Return the whole listing, keeping every character the same.

━━━━━━

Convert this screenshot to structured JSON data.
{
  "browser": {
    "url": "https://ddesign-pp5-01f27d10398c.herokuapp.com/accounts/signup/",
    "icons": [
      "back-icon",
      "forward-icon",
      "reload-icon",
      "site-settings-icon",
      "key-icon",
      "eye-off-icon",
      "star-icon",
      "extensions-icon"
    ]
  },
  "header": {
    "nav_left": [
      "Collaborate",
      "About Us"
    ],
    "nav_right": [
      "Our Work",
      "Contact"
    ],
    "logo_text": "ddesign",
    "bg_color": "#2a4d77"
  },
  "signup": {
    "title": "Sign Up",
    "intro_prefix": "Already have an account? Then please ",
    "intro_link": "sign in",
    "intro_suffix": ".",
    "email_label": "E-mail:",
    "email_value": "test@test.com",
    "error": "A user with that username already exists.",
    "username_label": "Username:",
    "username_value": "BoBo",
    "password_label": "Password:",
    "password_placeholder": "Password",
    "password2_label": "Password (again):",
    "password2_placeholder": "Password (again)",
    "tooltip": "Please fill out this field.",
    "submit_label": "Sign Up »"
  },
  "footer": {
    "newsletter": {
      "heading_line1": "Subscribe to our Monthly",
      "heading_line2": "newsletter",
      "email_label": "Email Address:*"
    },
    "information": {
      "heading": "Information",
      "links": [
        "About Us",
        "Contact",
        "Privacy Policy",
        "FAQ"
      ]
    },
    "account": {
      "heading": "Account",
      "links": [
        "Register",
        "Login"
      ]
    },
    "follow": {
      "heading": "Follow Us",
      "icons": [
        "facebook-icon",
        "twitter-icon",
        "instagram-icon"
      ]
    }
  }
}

━━━━━━

# ANSWER FOR THE TASK
Convert this screenshot to structured JSON data.
{
  "browser": {
    "url": "https://ddesign-pp5-01f27d10398c.herokuapp.com/accounts/signup/",
    "icons": [
      "back-icon",
      "forward-icon",
      "reload-icon",
      "site-settings-icon",
      "key-icon",
      "eye-off-icon",
      "star-icon",
      "extensions-icon"
    ]
  },
  "header": {
    "nav_left": [
      "Collaborate",
      "About Us"
    ],
    "nav_right": [
      "Our Work",
      "Contact"
    ],
    "logo_text": "ddesign",
    "bg_color": "#2a4d77"
  },
  "signup": {
    "title": "Sign Up",
    "intro_prefix": "Already have an account? Then please ",
    "intro_link": "sign in",
    "intro_suffix": ".",
    "email_label": "E-mail:",
    "email_value": "test@test.com",
    "error": "A user with that username already exists.",
    "username_label": "Username:",
    "username_value": "BoBo",
    "password_label": "Password:",
    "password_placeholder": "Password",
    "password2_label": "Password (again):",
    "password2_placeholder": "Password (again)",
    "tooltip": "Please fill out this field.",
    "submit_label": "Sign Up »"
  },
  "footer": {
    "newsletter": {
      "heading_line1": "Subscribe to our Monthly",
      "heading_line2": "newsletter",
      "email_label": "Email Address:*"
    },
    "information": {
      "heading": "Information",
      "links": [
        "About Us",
        "Contact",
        "Privacy Policy",
        "FAQ"
      ]
    },
    "account": {
      "heading": "Account",
      "links": [
        "Register",
        "Login"
      ]
    },
    "follow": {
      "heading": "Follow Us",
      "icons": [
        "facebook-icon",
        "twitter-icon",
        "instagram-icon"
      ]
    }
  }
}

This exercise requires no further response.